Start of Data shown

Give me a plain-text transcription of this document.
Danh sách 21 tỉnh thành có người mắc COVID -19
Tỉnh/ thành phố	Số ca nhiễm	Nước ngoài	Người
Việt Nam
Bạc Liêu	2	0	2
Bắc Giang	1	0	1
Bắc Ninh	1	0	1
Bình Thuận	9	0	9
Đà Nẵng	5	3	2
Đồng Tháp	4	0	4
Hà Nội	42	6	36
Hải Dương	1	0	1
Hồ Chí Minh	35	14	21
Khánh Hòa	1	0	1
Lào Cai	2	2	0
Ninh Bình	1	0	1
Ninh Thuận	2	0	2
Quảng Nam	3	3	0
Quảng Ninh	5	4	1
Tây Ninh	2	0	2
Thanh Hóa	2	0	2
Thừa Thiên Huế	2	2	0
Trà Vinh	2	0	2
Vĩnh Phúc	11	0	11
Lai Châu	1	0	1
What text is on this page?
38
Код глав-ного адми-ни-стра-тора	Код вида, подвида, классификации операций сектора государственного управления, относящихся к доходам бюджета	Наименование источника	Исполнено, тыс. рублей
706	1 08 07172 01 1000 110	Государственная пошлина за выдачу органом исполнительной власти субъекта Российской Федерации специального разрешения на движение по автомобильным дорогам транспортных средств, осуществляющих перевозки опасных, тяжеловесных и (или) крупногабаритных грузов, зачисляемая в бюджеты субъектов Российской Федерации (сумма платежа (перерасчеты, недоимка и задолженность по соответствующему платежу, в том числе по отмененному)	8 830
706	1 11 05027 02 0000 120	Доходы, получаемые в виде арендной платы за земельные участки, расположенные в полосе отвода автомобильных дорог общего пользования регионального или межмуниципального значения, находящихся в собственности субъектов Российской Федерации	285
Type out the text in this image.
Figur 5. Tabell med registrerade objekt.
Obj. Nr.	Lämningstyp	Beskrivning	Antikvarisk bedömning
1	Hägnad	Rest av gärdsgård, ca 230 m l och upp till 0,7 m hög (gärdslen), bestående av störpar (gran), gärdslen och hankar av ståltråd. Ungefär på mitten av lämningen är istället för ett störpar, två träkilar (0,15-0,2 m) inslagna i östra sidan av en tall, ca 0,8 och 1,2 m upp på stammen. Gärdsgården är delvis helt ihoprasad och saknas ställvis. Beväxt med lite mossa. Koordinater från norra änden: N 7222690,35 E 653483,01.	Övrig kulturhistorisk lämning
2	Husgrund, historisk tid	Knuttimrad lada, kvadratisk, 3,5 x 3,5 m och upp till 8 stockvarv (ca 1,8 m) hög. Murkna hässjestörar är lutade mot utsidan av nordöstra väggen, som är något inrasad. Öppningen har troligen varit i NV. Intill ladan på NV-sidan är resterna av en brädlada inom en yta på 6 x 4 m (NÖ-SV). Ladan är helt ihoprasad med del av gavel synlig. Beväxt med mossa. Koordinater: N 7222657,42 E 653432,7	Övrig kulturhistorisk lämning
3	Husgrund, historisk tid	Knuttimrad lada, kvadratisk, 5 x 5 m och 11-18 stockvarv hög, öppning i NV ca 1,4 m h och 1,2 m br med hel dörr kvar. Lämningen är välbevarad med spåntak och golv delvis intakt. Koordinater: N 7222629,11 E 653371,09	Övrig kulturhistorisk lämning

End of Data shown

# Problem requirements
Find the line with "Type out the text in this image." in the listing above, then write out that line and each remaining line exactly, with no other text.

# Answer to the exercise
Type out the text in this image.
Figur 5. Tabell med registrerade objekt.
Obj. Nr.	Lämningstyp	Beskrivning	Antikvarisk bedömning
1	Hägnad	Rest av gärdsgård, ca 230 m l och upp till 0,7 m hög (gärdslen), bestående av störpar (gran), gärdslen och hankar av ståltråd. Ungefär på mitten av lämningen är istället för ett störpar, två träkilar (0,15-0,2 m) inslagna i östra sidan av en tall, ca 0,8 och 1,2 m upp på stammen. Gärdsgården är delvis helt ihoprasad och saknas ställvis. Beväxt med lite mossa. Koordinater från norra änden: N 7222690,35 E 653483,01.	Övrig kulturhistorisk lämning
2	Husgrund, historisk tid	Knuttimrad lada, kvadratisk, 3,5 x 3,5 m och upp till 8 stockvarv (ca 1,8 m) hög. Murkna hässjestörar är lutade mot utsidan av nordöstra väggen, som är något inrasad. Öppningen har troligen varit i NV. Intill ladan på NV-sidan är resterna av en brädlada inom en yta på 6 x 4 m (NÖ-SV). Ladan är helt ihoprasad med del av gavel synlig. Beväxt med mossa. Koordinater: N 7222657,42 E 653432,7	Övrig kulturhistorisk lämning
3	Husgrund, historisk tid	Knuttimrad lada, kvadratisk, 5 x 5 m och 11-18 stockvarv hög, öppning i NV ca 1,4 m h och 1,2 m br med hel dörr kvar. Lämningen är välbevarad med spåntak och golv delvis intakt. Koordinater: N 7222629,11 E 653371,09	Övrig kulturhistorisk lämning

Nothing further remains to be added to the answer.